-- start Data lines --

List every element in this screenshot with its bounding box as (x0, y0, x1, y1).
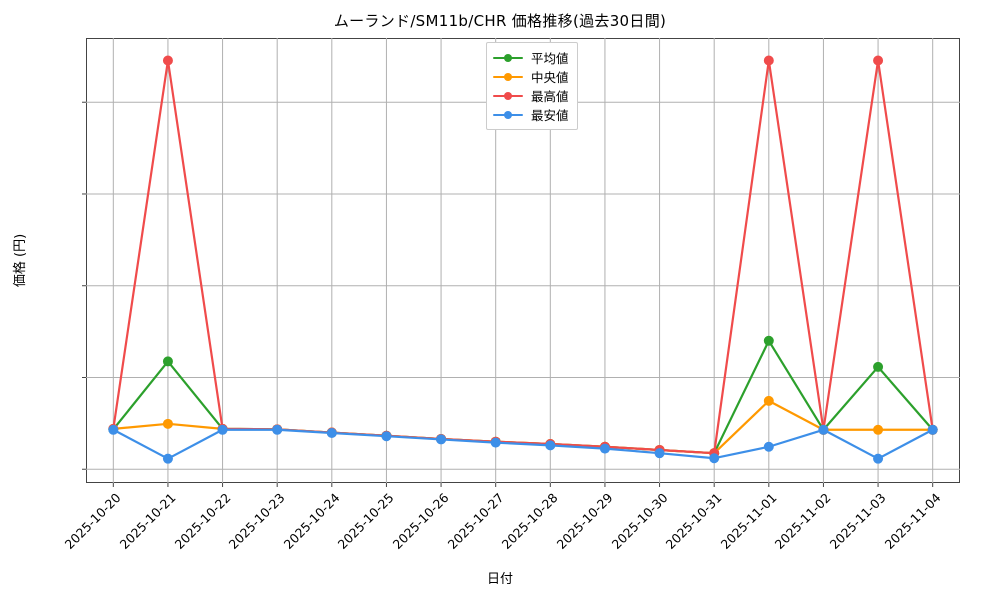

-- end Data lines --
-- start Data lines --

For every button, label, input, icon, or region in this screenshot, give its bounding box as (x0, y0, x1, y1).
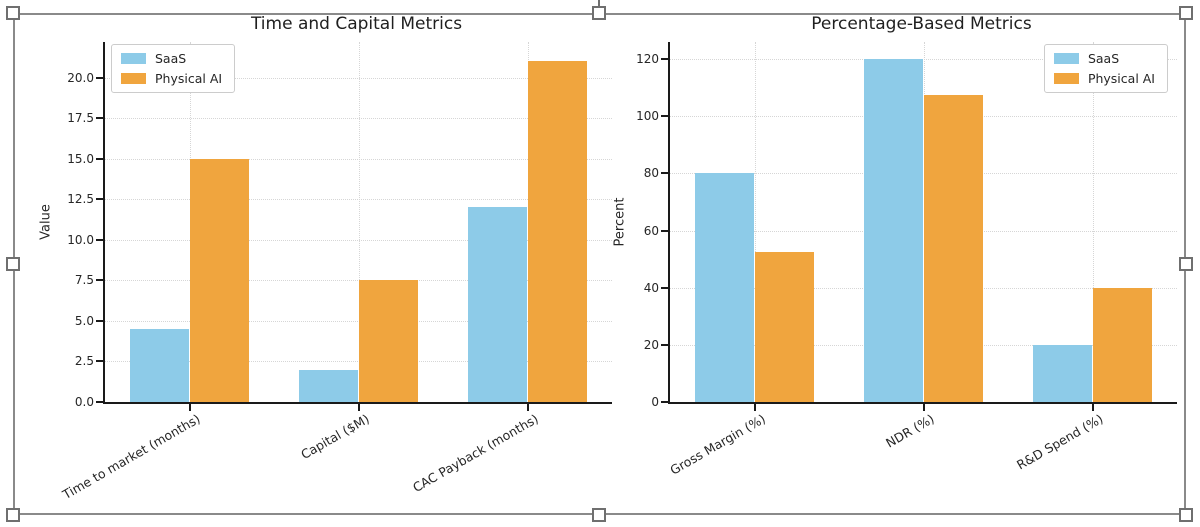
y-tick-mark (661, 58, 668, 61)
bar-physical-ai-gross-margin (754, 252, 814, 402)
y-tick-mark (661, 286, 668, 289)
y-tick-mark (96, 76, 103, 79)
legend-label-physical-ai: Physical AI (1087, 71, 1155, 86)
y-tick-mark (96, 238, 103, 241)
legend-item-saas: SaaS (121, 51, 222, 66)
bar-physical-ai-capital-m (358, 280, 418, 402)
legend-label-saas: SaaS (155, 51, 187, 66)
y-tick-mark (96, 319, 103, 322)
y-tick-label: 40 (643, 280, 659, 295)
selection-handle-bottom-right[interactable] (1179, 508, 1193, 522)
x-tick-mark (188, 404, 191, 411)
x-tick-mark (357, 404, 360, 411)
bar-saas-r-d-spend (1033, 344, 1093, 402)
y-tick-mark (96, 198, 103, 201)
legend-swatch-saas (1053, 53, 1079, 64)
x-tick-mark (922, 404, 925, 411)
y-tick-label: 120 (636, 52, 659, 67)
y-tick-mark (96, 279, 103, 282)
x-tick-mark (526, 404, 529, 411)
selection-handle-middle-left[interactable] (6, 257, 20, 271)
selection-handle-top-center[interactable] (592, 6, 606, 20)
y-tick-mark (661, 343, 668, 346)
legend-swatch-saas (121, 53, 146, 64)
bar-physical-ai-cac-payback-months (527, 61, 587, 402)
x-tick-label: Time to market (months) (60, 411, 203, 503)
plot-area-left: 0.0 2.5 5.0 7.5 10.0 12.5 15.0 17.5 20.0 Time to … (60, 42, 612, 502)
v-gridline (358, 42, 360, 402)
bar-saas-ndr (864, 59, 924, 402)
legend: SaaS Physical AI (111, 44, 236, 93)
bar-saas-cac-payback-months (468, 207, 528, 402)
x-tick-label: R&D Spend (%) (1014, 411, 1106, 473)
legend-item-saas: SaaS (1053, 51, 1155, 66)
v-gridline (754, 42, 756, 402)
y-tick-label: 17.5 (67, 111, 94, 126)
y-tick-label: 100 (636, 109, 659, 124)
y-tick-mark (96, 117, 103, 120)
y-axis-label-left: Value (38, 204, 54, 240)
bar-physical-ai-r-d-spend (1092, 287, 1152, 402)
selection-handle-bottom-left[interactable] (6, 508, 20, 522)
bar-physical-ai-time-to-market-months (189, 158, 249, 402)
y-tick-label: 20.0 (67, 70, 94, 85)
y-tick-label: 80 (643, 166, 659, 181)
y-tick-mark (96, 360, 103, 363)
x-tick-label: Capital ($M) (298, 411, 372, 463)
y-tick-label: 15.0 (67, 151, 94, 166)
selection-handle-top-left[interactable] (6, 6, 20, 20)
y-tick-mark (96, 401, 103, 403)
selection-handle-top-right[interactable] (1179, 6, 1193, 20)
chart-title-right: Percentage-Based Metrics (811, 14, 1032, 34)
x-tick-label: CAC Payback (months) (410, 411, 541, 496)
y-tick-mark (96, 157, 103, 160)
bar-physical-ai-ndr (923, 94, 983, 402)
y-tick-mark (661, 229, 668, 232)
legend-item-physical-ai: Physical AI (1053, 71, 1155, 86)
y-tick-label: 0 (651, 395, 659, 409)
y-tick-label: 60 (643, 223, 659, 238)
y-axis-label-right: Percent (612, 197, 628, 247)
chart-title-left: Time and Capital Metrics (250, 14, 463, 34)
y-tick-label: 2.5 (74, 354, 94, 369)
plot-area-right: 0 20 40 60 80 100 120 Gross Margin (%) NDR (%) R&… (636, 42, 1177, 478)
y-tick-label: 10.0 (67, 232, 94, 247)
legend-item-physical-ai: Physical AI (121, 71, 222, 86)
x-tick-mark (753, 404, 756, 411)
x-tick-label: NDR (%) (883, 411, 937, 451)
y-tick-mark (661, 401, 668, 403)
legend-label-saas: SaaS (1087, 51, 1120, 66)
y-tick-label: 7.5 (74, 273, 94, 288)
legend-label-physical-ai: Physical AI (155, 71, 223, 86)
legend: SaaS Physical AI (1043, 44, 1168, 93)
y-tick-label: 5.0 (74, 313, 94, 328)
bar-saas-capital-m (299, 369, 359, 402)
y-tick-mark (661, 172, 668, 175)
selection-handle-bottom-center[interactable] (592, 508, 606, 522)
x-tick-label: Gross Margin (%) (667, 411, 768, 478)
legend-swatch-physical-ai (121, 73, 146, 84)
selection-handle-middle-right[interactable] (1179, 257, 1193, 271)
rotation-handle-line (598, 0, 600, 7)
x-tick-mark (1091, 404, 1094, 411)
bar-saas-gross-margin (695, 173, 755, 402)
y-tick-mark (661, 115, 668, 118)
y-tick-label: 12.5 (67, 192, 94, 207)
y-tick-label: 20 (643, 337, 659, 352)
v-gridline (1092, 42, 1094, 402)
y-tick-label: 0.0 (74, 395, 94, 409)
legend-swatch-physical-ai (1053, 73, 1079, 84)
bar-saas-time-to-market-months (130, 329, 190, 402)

-- end Data lines --

▸ **Goal**: Copy out the lines from the one containing "For every button, label, input, icon, or" through the one containing "selection-handle-middle-left[interactable] (6, 257, 20, 271)", inclusive of both, leaving out the pictures.

▸ **Written reply**:
For every button, label, input, icon, or region in this screenshot, give its bounding box as (x0, y0, x1, y1).
y-tick-mark (661, 58, 668, 61)
bar-physical-ai-gross-margin (754, 252, 814, 402)
y-tick-mark (661, 286, 668, 289)
y-tick-mark (96, 76, 103, 79)
legend-label-physical-ai: Physical AI (1087, 71, 1155, 86)
y-tick-mark (96, 238, 103, 241)
legend-item-saas: SaaS (121, 51, 222, 66)
bar-physical-ai-capital-m (358, 280, 418, 402)
legend-label-saas: SaaS (155, 51, 187, 66)
y-tick-mark (96, 319, 103, 322)
y-tick-label: 40 (643, 280, 659, 295)
selection-handle-bottom-right[interactable] (1179, 508, 1193, 522)
x-tick-mark (188, 404, 191, 411)
x-tick-mark (357, 404, 360, 411)
bar-saas-r-d-spend (1033, 344, 1093, 402)
y-tick-mark (96, 198, 103, 201)
legend-swatch-saas (1053, 53, 1079, 64)
x-tick-mark (922, 404, 925, 411)
y-tick-label: 120 (636, 52, 659, 67)
y-tick-mark (96, 279, 103, 282)
x-tick-mark (526, 404, 529, 411)
selection-handle-middle-left[interactable] (6, 257, 20, 271)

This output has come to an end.